Supplied data:

════════════════════

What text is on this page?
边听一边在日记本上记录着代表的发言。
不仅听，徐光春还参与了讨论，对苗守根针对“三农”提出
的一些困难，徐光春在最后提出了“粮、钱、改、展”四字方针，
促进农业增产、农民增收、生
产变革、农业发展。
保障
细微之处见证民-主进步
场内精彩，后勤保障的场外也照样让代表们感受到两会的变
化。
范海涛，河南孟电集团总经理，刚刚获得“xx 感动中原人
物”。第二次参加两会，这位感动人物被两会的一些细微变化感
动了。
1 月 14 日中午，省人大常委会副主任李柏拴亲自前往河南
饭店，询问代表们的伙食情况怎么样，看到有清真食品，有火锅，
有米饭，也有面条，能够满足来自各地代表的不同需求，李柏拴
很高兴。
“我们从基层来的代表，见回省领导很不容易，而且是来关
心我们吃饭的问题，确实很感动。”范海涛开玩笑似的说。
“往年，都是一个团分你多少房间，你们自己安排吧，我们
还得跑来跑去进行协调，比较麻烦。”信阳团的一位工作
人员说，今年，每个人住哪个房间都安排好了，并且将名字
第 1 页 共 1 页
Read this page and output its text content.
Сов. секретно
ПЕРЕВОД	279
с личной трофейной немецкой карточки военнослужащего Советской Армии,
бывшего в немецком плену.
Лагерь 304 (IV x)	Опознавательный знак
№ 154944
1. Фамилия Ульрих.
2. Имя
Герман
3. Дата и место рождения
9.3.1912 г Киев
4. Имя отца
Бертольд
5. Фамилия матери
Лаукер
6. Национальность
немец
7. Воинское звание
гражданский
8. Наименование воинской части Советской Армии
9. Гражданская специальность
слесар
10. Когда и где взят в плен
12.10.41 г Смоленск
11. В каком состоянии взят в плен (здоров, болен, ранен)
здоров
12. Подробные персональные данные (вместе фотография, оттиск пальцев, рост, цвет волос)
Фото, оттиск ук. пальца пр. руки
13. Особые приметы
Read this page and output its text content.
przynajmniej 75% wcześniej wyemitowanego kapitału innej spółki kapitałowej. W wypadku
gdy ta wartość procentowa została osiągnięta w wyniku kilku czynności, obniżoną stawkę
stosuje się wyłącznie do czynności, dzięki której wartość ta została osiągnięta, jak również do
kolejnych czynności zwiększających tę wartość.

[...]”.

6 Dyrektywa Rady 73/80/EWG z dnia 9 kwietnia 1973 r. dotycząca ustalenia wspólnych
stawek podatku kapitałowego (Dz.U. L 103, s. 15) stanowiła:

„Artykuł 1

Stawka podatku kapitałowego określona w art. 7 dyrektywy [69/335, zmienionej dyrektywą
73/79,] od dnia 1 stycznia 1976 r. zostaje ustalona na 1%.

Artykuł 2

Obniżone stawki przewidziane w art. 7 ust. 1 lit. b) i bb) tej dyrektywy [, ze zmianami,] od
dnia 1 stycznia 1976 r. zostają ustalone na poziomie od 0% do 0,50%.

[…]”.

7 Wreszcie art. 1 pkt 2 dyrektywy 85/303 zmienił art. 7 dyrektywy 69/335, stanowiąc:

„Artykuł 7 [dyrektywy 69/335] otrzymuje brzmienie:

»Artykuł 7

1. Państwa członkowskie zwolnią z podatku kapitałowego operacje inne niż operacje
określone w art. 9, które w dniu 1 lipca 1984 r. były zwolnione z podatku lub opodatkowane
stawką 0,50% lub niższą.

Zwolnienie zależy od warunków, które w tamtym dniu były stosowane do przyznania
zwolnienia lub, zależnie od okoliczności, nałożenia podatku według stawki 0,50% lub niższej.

════════════════════

What to do: Retype all of the data shown above, word for word.

Written response:
What text is on this page?
边听一边在日记本上记录着代表的发言。
不仅听，徐光春还参与了讨论，对苗守根针对“三农”提出
的一些困难，徐光春在最后提出了“粮、钱、改、展”四字方针，
促进农业增产、农民增收、生
产变革、农业发展。
保障
细微之处见证民-主进步
场内精彩，后勤保障的场外也照样让代表们感受到两会的变
化。
范海涛，河南孟电集团总经理，刚刚获得“xx 感动中原人
物”。第二次参加两会，这位感动人物被两会的一些细微变化感
动了。
1 月 14 日中午，省人大常委会副主任李柏拴亲自前往河南
饭店，询问代表们的伙食情况怎么样，看到有清真食品，有火锅，
有米饭，也有面条，能够满足来自各地代表的不同需求，李柏拴
很高兴。
“我们从基层来的代表，见回省领导很不容易，而且是来关
心我们吃饭的问题，确实很感动。”范海涛开玩笑似的说。
“往年，都是一个团分你多少房间，你们自己安排吧，我们
还得跑来跑去进行协调，比较麻烦。”信阳团的一位工作
人员说，今年，每个人住哪个房间都安排好了，并且将名字
第 1 页 共 1 页
Read this page and output its text content.
Сов. секретно
ПЕРЕВОД	279
с личной трофейной немецкой карточки военнослужащего Советской Армии,
бывшего в немецком плену.
Лагерь 304 (IV x)	Опознавательный знак
№ 154944
1. Фамилия Ульрих.
2. Имя
Герман
3. Дата и место рождения
9.3.1912 г Киев
4. Имя отца
Бертольд
5. Фамилия матери
Лаукер
6. Национальность
немец
7. Воинское звание
гражданский
8. Наименование воинской части Советской Армии
9. Гражданская специальность
слесар
10. Когда и где взят в плен
12.10.41 г Смоленск
11. В каком состоянии взят в плен (здоров, болен, ранен)
здоров
12. Подробные персональные данные (вместе фотография, оттиск пальцев, рост, цвет волос)
Фото, оттиск ук. пальца пр. руки
13. Особые приметы
Read this page and output its text content.
przynajmniej 75% wcześniej wyemitowanego kapitału innej spółki kapitałowej. W wypadku
gdy ta wartość procentowa została osiągnięta w wyniku kilku czynności, obniżoną stawkę
stosuje się wyłącznie do czynności, dzięki której wartość ta została osiągnięta, jak również do
kolejnych czynności zwiększających tę wartość.

[...]”.

6 Dyrektywa Rady 73/80/EWG z dnia 9 kwietnia 1973 r. dotycząca ustalenia wspólnych
stawek podatku kapitałowego (Dz.U. L 103, s. 15) stanowiła:

„Artykuł 1

Stawka podatku kapitałowego określona w art. 7 dyrektywy [69/335, zmienionej dyrektywą
73/79,] od dnia 1 stycznia 1976 r. zostaje ustalona na 1%.

Artykuł 2

Obniżone stawki przewidziane w art. 7 ust. 1 lit. b) i bb) tej dyrektywy [, ze zmianami,] od
dnia 1 stycznia 1976 r. zostają ustalone na poziomie od 0% do 0,50%.

[…]”.

7 Wreszcie art. 1 pkt 2 dyrektywy 85/303 zmienił art. 7 dyrektywy 69/335, stanowiąc:

„Artykuł 7 [dyrektywy 69/335] otrzymuje brzmienie:

»Artykuł 7

1. Państwa członkowskie zwolnią z podatku kapitałowego operacje inne niż operacje
określone w art. 9, które w dniu 1 lipca 1984 r. były zwolnione z podatku lub opodatkowane
stawką 0,50% lub niższą.

Zwolnienie zależy od warunków, które w tamtym dniu były stosowane do przyznania
zwolnienia lub, zależnie od okoliczności, nałożenia podatku według stawki 0,50% lub niższej.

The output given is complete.